> [Exercise requirements]:
An exact copy of the records is required, minus the pictures they hold.

··········

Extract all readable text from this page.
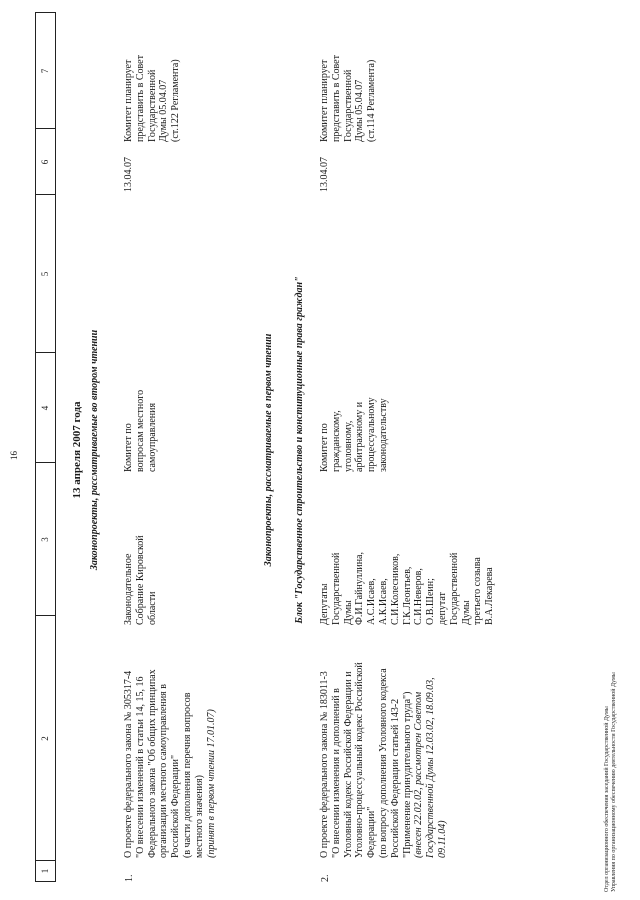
16
1
2
3
4
5
6
7
13 апреля 2007 года Законопроекты, рассматриваемые во втором чтении
1.
О проекте федерального закона № 305317-4 "О внесении изменений в статьи 14, 15, 16 Федерального закона "Об общих принципах организации местного самоуправления в Российской Федерации" (в части дополнения перечня вопросов местного значения) (принят в первом чтении 17.01.07)
Законодательное Собрание Кировской области
Комитет по вопросам местного самоуправления
13.04.07
Комитет планирует представить в Совет Государственной Думы 05.04.07 (ст.122 Регламента)
Законопроекты, рассматриваемые в первом чтении Блок "Государственное строительство и конституционные права граждан"
2.
О проекте федерального закона № 183011-3 "О внесении изменения и дополнений в Уголовный кодекс Российской Федерации и Уголовно-процессуальный кодекс Российской Федерации" (по вопросу дополнения Уголовного кодекса Российской Федерации статьей 143-2 "Применение принудительного труда") (внесен 22.02.02, рассмотрен Советом Государственной Думы 12.03.02, 18.09.03, 09.11.04)
Депутаты Государственной Думы Ф.И.Гайнуллина, А.С.Исаев, А.К.Исаев, С.И.Колесников, Г.К.Леонтьев, С.И.Неверов, О.В.Шеин; депутат Государственной Думы третьего созыва В.А.Лекарева
Комитет по гражданскому, уголовному, арбитражному и процессуальному законодательству
13.04.07
Комитет планирует представить в Совет Государственной Думы 05.04.07 (ст.114 Регламента)
Отдел организационного обеспечения заседаний Государственной Думы Управления по организационному обеспечению деятельности Государственной Думы
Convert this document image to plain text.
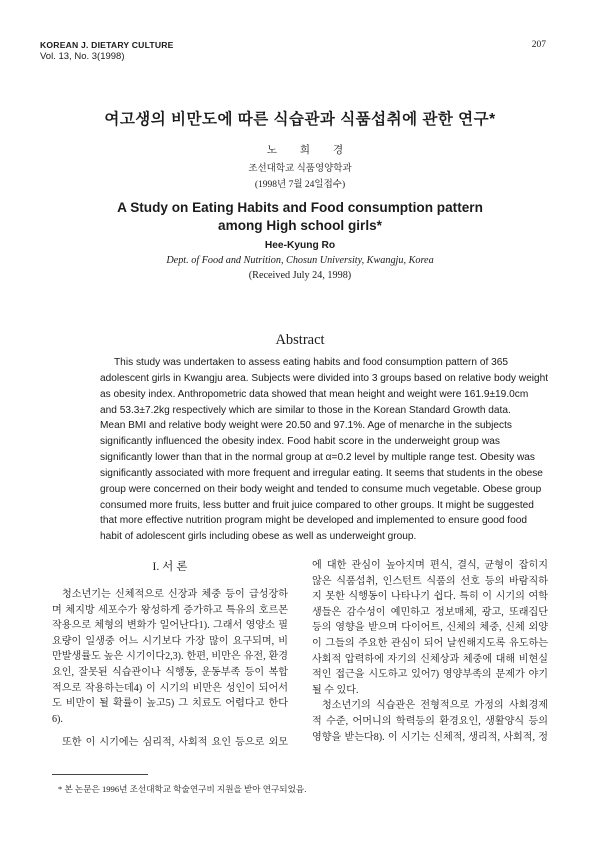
KOREAN J. DIETARY CULTURE
Vol. 13, No. 3(1998)
207
여고생의 비만도에 따른 식습관과 식품섭취에 관한 연구*
노 희 경
조선대학교 식품영양학과
(1998년 7월 24일접수)
A Study on Eating Habits and Food consumption pattern
among High school girls*
Hee-Kyung Ro
Dept. of Food and Nutrition, Chosun University, Kwangju, Korea
(Received July 24, 1998)
Abstract
This study was undertaken to assess eating habits and food consumption pattern of 365
adolescent girls in Kwangju area. Subjects were divided into 3 groups based on relative body weight
as obesity index. Anthropometric data showed that mean height and weight were 161.9±19.0cm
and 53.3±7.2kg respectively which are similar to those in the Korean Standard Growth data.
Mean BMI and relative body weight were 20.50 and 97.1%. Age of menarche in the subjects
significantly influenced the obesity index. Food habit score in the underweight group was
significantly lower than that in the normal group at α=0.2 level by multiple range test. Obesity was
significantly associated with more frequent and irregular eating. It seems that students in the obese
group were concerned on their body weight and tended to consume much vegetable. Obese group
consumed more fruits, less butter and fruit juice compared to other groups. It might be suggested
that more effective nutrition program might be developed and implemented to ensure good food
habit of adolescent girls including obese as well as underweight group.
I. 서 론
청소년기는 신체적으로 신장과 체중 등이 급성장하
며 체지방 세포수가 왕성하게 증가하고 특유의 호르몬
작용으로 체형의 변화가 일어난다1). 그래서 영양소 필
요량이 일생중 어느 시기보다 가장 많이 요구되며, 비
만발생률도 높은 시기이다2,3). 한편, 비만은 유전, 환경
요인, 잘못된 식습관이나 식행동, 운동부족 등이 복합
적으로 작용하는데4) 이 시기의 비만은 성인이 되어서
도 비만이 될 확률이 높고5) 그 치료도 어렵다고 한다
6).
또한 이 시기에는 심리적, 사회적 요인 등으로 외모
에 대한 관심이 높아지며 편식, 결식, 균형이 잡히지
않은 식품섭취, 인스턴트 식품의 선호 등의 바람직하
지 못한 식행동이 나타나기 쉽다. 특히 이 시기의 여학
생들은 감수성이 예민하고 정보매체, 광고, 또래집단
등의 영향을 받으며 다이어트, 신체의 체중, 신체 외양
이 그들의 주요한 관심이 되어 날씬해지도록 유도하는
사회적 압력하에 자기의 신체상과 체중에 대해 비현실
적인 접근을 시도하고 있어7) 영양부족의 문제가 야기
될 수 있다.
청소년기의 식습관은 전형적으로 가정의 사회경제
적 수준, 어머니의 학력등의 환경요인, 생활양식 등의
영향을 받는다8). 이 시기는 신체적, 생리적, 사회적, 정
* 본 논문은 1996년 조선대학교 학술연구비 지원을 받아 연구되었음.
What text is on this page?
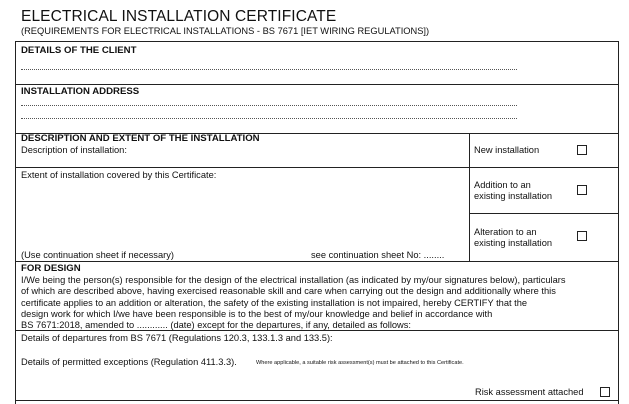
ELECTRICAL INSTALLATION CERTIFICATE
(REQUIREMENTS FOR ELECTRICAL INSTALLATIONS - BS 7671 [IET WIRING REGULATIONS])
DETAILS OF THE CLIENT
INSTALLATION ADDRESS
DESCRIPTION AND EXTENT OF THE INSTALLATION
Description of installation:
Extent of installation covered by this Certificate:
(Use continuation sheet if necessary)	see continuation sheet No: ........
New installation
Addition to an
existing installation
Alteration to an
existing installation
FOR DESIGN
I/We being the person(s) responsible for the design of the electrical installation (as indicated by my/our signatures below), particulars
of which are described above, having exercised reasonable skill and care when carrying out the design and additionally where this
certificate applies to an addition or alteration, the safety of the existing installation is not impaired, hereby CERTIFY that the
design work for which I/we have been responsible is to the best of my/our knowledge and belief in accordance with
BS 7671:2018, amended to ............ (date) except for the departures, if any, detailed as follows:
Details of departures from BS 7671 (Regulations 120.3, 133.1.3 and 133.5):
Details of permitted exceptions (Regulation 411.3.3).	Where applicable, a suitable risk assessment(s) must be attached to this Certificate.
Risk assessment attached
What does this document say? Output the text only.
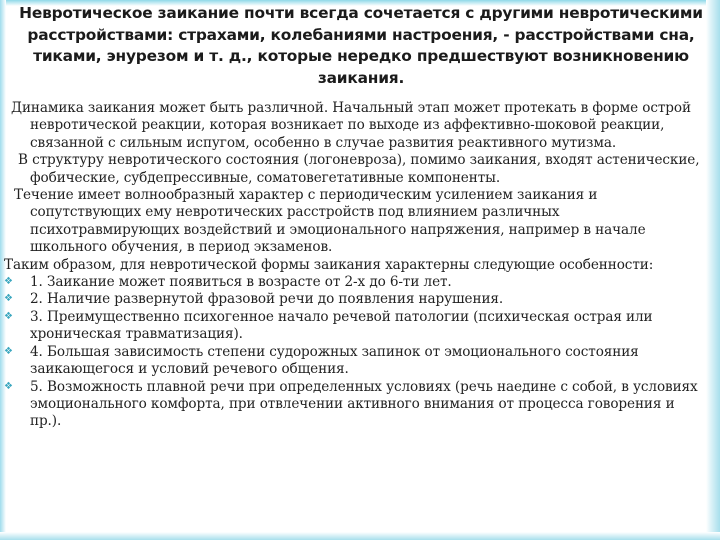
Невротическое заикание почти всегда сочетается с другими невротическими расстройствами: страхами, колебаниями настроения, - расстройствами сна, тиками, энурезом и т. д., которые нередко предшествуют возникновению заикания.

Динамика заикания может быть различной. Начальный этап может протекать в форме острой невротической реакции, которая возникает по выходе из аффективно-шоковой реакции, связанной с сильным испугом, особенно в случае развития реактивного мутизма.

В структуру невротического состояния (логоневроза), помимо заикания, входят астенические, фобические, субдепрессивные, соматовегетативные компоненты.

Течение имеет волнообразный характер с периодическим усилением заикания и сопутствующих ему невротических расстройств под влиянием различных психотравмирующих воздействий и эмоционального напряжения, например в начале школьного обучения, в период экзаменов.

Таким образом, для невротической формы заикания характерны следующие особенности:

❖
1. Заикание может появиться в возрасте от 2-х до 6-ти лет.
❖
2. Наличие развернутой фразовой речи до появления нарушения.
❖
3. Преимущественно психогенное начало речевой патологии (психическая острая или хроническая травматизация).
❖
4. Большая зависимость степени судорожных запинок от эмоционального состояния заикающегося и условий речевого общения.
❖
5. Возможность плавной речи при определенных условиях (речь наедине с собой, в условиях эмоционального комфорта, при отвлечении активного внимания от процесса говорения и пр.).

··········

> [Answer for the task]:
Extract all readable text from this page.
16
1
2
3
4
5
6
7
13 апреля 2007 года Законопроекты, рассматриваемые во втором чтении
1.
О проекте федерального закона № 305317-4 "О внесении изменений в статьи 14, 15, 16 Федерального закона "Об общих принципах организации местного самоуправления в Российской Федерации" (в части дополнения перечня вопросов местного значения) (принят в первом чтении 17.01.07)
Законодательное Собрание Кировской области
Комитет по вопросам местного самоуправления
13.04.07
Комитет планирует представить в Совет Государственной Думы 05.04.07 (ст.122 Регламента)
Законопроекты, рассматриваемые в первом чтении Блок "Государственное строительство и конституционные права граждан"
2.
О проекте федерального закона № 183011-3 "О внесении изменения и дополнений в Уголовный кодекс Российской Федерации и Уголовно-процессуальный кодекс Российской Федерации" (по вопросу дополнения Уголовного кодекса Российской Федерации статьей 143-2 "Применение принудительного труда") (внесен 22.02.02, рассмотрен Советом Государственной Думы 12.03.02, 18.09.03, 09.11.04)
Депутаты Государственной Думы Ф.И.Гайнуллина, А.С.Исаев, А.К.Исаев, С.И.Колесников, Г.К.Леонтьев, С.И.Неверов, О.В.Шеин; депутат Государственной Думы третьего созыва В.А.Лекарева
Комитет по гражданскому, уголовному, арбитражному и процессуальному законодательству
13.04.07
Комитет планирует представить в Совет Государственной Думы 05.04.07 (ст.114 Регламента)
Отдел организационного обеспечения заседаний Государственной Думы Управления по организационному обеспечению деятельности Государственной Думы
Convert this document image to plain text.
KOREAN J. DIETARY CULTURE
Vol. 13, No. 3(1998)
207
여고생의 비만도에 따른 식습관과 식품섭취에 관한 연구*
노 희 경
조선대학교 식품영양학과
(1998년 7월 24일접수)
A Study on Eating Habits and Food consumption pattern
among High school girls*
Hee-Kyung Ro
Dept. of Food and Nutrition, Chosun University, Kwangju, Korea
(Received July 24, 1998)
Abstract
This study was undertaken to assess eating habits and food consumption pattern of 365
adolescent girls in Kwangju area. Subjects were divided into 3 groups based on relative body weight
as obesity index. Anthropometric data showed that mean height and weight were 161.9±19.0cm
and 53.3±7.2kg respectively which are similar to those in the Korean Standard Growth data.
Mean BMI and relative body weight were 20.50 and 97.1%. Age of menarche in the subjects
significantly influenced the obesity index. Food habit score in the underweight group was
significantly lower than that in the normal group at α=0.2 level by multiple range test. Obesity was
significantly associated with more frequent and irregular eating. It seems that students in the obese
group were concerned on their body weight and tended to consume much vegetable. Obese group
consumed more fruits, less butter and fruit juice compared to other groups. It might be suggested
that more effective nutrition program might be developed and implemented to ensure good food
habit of adolescent girls including obese as well as underweight group.
I. 서 론
청소년기는 신체적으로 신장과 체중 등이 급성장하
며 체지방 세포수가 왕성하게 증가하고 특유의 호르몬
작용으로 체형의 변화가 일어난다1). 그래서 영양소 필
요량이 일생중 어느 시기보다 가장 많이 요구되며, 비
만발생률도 높은 시기이다2,3). 한편, 비만은 유전, 환경
요인, 잘못된 식습관이나 식행동, 운동부족 등이 복합
적으로 작용하는데4) 이 시기의 비만은 성인이 되어서
도 비만이 될 확률이 높고5) 그 치료도 어렵다고 한다
6).
또한 이 시기에는 심리적, 사회적 요인 등으로 외모
에 대한 관심이 높아지며 편식, 결식, 균형이 잡히지
않은 식품섭취, 인스턴트 식품의 선호 등의 바람직하
지 못한 식행동이 나타나기 쉽다. 특히 이 시기의 여학
생들은 감수성이 예민하고 정보매체, 광고, 또래집단
등의 영향을 받으며 다이어트, 신체의 체중, 신체 외양
이 그들의 주요한 관심이 되어 날씬해지도록 유도하는
사회적 압력하에 자기의 신체상과 체중에 대해 비현실
적인 접근을 시도하고 있어7) 영양부족의 문제가 야기
될 수 있다.
청소년기의 식습관은 전형적으로 가정의 사회경제
적 수준, 어머니의 학력등의 환경요인, 생활양식 등의
영향을 받는다8). 이 시기는 신체적, 생리적, 사회적, 정
* 본 논문은 1996년 조선대학교 학술연구비 지원을 받아 연구되었음.
What text is on this page?
ELECTRICAL INSTALLATION CERTIFICATE
(REQUIREMENTS FOR ELECTRICAL INSTALLATIONS - BS 7671 [IET WIRING REGULATIONS])
DETAILS OF THE CLIENT
INSTALLATION ADDRESS
DESCRIPTION AND EXTENT OF THE INSTALLATION
Description of installation:
Extent of installation covered by this Certificate:
(Use continuation sheet if necessary)	see continuation sheet No: ........
New installation
Addition to an
existing installation
Alteration to an
existing installation
FOR DESIGN
I/We being the person(s) responsible for the design of the electrical installation (as indicated by my/our signatures below), particulars
of which are described above, having exercised reasonable skill and care when carrying out the design and additionally where this
certificate applies to an addition or alteration, the safety of the existing installation is not impaired, hereby CERTIFY that the
design work for which I/we have been responsible is to the best of my/our knowledge and belief in accordance with
BS 7671:2018, amended to ............ (date) except for the departures, if any, detailed as follows:
Details of departures from BS 7671 (Regulations 120.3, 133.1.3 and 133.5):
Details of permitted exceptions (Regulation 411.3.3).	Where applicable, a suitable risk assessment(s) must be attached to this Certificate.
Risk assessment attached
What does this document say? Output the text only.
Невротическое заикание почти всегда сочетается с другими невротическими расстройствами: страхами, колебаниями настроения, - расстройствами сна, тиками, энурезом и т. д., которые нередко предшествуют возникновению заикания.

Динамика заикания может быть различной. Начальный этап может протекать в форме острой невротической реакции, которая возникает по выходе из аффективно-шоковой реакции, связанной с сильным испугом, особенно в случае развития реактивного мутизма.

В структуру невротического состояния (логоневроза), помимо заикания, входят астенические, фобические, субдепрессивные, соматовегетативные компоненты.

Течение имеет волнообразный характер с периодическим усилением заикания и сопутствующих ему невротических расстройств под влиянием различных психотравмирующих воздействий и эмоционального напряжения, например в начале школьного обучения, в период экзаменов.

Таким образом, для невротической формы заикания характерны следующие особенности:

❖
1. Заикание может появиться в возрасте от 2-х до 6-ти лет.
❖
2. Наличие развернутой фразовой речи до появления нарушения.
❖
3. Преимущественно психогенное начало речевой патологии (психическая острая или хроническая травматизация).
❖
4. Большая зависимость степени судорожных запинок от эмоционального состояния заикающегося и условий речевого общения.
❖
5. Возможность плавной речи при определенных условиях (речь наедине с собой, в условиях эмоционального комфорта, при отвлечении активного внимания от процесса говорения и пр.).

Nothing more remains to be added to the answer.